_What you are asked to do_
Isolate every line in the data with the string "more" and copy it.

_Data for this exercise_
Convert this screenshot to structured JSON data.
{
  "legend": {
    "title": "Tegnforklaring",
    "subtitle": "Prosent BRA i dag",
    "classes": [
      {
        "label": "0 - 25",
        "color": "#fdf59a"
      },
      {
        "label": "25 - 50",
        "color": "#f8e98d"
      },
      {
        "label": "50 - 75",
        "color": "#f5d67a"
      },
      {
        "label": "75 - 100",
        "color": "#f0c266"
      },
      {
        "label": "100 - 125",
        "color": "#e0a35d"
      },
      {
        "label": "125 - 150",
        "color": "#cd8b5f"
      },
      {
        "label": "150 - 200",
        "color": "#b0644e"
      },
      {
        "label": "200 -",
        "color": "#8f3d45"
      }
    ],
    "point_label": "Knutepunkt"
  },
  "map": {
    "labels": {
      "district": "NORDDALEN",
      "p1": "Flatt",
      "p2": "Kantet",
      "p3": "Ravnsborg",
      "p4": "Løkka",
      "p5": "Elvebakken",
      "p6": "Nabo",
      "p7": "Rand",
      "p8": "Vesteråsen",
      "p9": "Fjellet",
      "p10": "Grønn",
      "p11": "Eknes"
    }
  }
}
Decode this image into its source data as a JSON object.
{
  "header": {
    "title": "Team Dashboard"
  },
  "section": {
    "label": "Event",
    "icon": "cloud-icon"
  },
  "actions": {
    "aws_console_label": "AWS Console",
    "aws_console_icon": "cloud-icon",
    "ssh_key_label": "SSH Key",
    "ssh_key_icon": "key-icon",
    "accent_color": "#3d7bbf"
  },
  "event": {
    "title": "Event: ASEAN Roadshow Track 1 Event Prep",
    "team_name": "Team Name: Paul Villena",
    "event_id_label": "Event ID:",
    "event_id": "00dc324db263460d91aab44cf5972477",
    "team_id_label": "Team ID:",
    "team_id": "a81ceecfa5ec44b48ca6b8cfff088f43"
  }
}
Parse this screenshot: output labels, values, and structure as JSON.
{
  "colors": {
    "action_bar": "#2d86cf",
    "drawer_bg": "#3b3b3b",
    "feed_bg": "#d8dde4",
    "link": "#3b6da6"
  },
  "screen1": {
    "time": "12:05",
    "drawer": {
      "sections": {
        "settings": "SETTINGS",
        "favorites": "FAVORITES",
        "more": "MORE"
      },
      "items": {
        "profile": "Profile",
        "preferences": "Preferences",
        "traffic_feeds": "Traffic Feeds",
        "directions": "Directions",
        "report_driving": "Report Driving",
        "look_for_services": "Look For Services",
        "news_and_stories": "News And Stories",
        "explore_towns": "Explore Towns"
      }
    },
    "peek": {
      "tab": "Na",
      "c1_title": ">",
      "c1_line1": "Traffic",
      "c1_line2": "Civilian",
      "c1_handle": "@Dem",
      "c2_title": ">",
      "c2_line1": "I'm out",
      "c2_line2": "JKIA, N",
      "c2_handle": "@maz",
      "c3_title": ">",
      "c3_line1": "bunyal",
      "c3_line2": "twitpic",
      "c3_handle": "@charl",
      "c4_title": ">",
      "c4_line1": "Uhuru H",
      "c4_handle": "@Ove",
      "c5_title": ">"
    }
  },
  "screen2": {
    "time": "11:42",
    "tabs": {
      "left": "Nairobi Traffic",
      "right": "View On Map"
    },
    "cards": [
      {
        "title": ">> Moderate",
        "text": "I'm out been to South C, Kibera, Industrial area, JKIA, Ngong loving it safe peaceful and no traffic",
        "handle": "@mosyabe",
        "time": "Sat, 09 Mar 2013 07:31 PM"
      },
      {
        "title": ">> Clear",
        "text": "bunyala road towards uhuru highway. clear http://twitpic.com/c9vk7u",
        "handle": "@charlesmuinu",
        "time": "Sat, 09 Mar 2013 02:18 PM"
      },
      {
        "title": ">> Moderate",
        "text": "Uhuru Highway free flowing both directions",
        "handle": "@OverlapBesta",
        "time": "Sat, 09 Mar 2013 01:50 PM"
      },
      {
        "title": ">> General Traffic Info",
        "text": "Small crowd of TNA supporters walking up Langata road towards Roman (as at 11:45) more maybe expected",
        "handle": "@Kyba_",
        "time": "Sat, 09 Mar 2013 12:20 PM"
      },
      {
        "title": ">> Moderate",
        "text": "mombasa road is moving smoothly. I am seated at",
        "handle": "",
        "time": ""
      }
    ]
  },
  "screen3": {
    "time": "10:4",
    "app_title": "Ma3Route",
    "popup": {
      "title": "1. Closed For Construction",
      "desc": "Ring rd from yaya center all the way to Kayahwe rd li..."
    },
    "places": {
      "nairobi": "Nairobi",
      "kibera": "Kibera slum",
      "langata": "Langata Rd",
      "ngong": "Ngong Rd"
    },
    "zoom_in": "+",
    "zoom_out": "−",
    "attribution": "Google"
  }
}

_Complete output_
        "more": "MORE"
        "text": "Small crowd of TNA supporters walking up Langata road towards Roman (as at 11:45) more maybe expected",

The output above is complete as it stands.